● Dataset entries

>> Begin

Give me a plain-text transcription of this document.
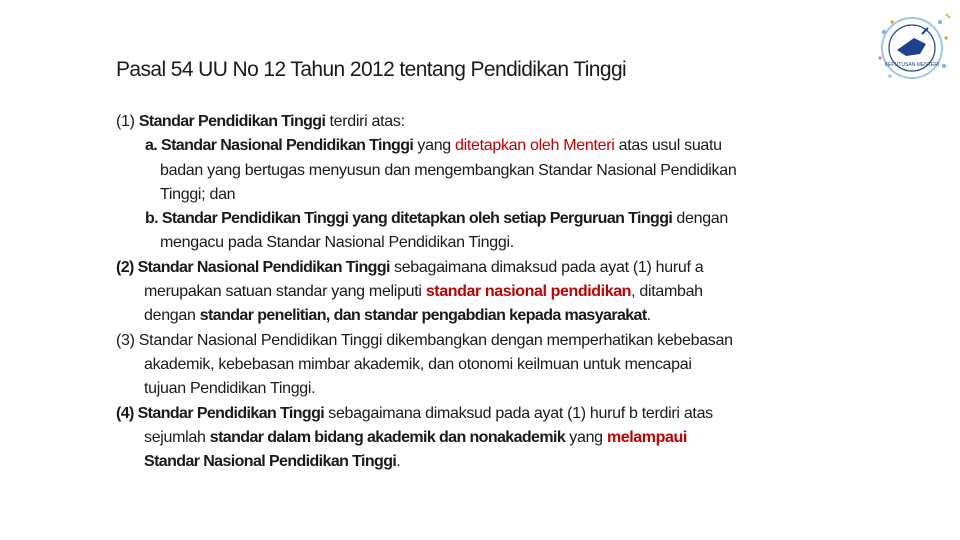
Pasal 54 UU No 12 Tahun 2012 tentang Pendidikan Tinggi	KEPUTUSAN MENTERI

(1) Standar Pendidikan Tinggi terdiri atas:

a. Standar Nasional Pendidikan Tinggi yang ditetapkan oleh Menteri atas usul suatu

badan yang bertugas menyusun dan mengembangkan Standar Nasional Pendidikan

Tinggi; dan

b. Standar Pendidikan Tinggi yang ditetapkan oleh setiap Perguruan Tinggi dengan

mengacu pada Standar Nasional Pendidikan Tinggi.

(2) Standar Nasional Pendidikan Tinggi sebagaimana dimaksud pada ayat (1) huruf a

merupakan satuan standar yang meliputi standar nasional pendidikan, ditambah

dengan standar penelitian, dan standar pengabdian kepada masyarakat.

(3) Standar Nasional Pendidikan Tinggi dikembangkan dengan memperhatikan kebebasan

akademik, kebebasan mimbar akademik, dan otonomi keilmuan untuk mencapai

tujuan Pendidikan Tinggi.

(4) Standar Pendidikan Tinggi sebagaimana dimaksud pada ayat (1) huruf b terdiri atas

sejumlah standar dalam bidang akademik dan nonakademik yang melampaui

Standar Nasional Pendidikan Tinggi.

>> End

● Task details
Transcribe all the data word for word; the images stay out.

● Worked solution
Give me a plain-text transcription of this document.
Pasal 54 UU No 12 Tahun 2012 tentang Pendidikan Tinggi	KEPUTUSAN MENTERI

(1) Standar Pendidikan Tinggi terdiri atas:

a. Standar Nasional Pendidikan Tinggi yang ditetapkan oleh Menteri atas usul suatu

badan yang bertugas menyusun dan mengembangkan Standar Nasional Pendidikan

Tinggi; dan

b. Standar Pendidikan Tinggi yang ditetapkan oleh setiap Perguruan Tinggi dengan

mengacu pada Standar Nasional Pendidikan Tinggi.

(2) Standar Nasional Pendidikan Tinggi sebagaimana dimaksud pada ayat (1) huruf a

merupakan satuan standar yang meliputi standar nasional pendidikan, ditambah

dengan standar penelitian, dan standar pengabdian kepada masyarakat.

(3) Standar Nasional Pendidikan Tinggi dikembangkan dengan memperhatikan kebebasan

akademik, kebebasan mimbar akademik, dan otonomi keilmuan untuk mencapai

tujuan Pendidikan Tinggi.

(4) Standar Pendidikan Tinggi sebagaimana dimaksud pada ayat (1) huruf b terdiri atas

sejumlah standar dalam bidang akademik dan nonakademik yang melampaui

Standar Nasional Pendidikan Tinggi.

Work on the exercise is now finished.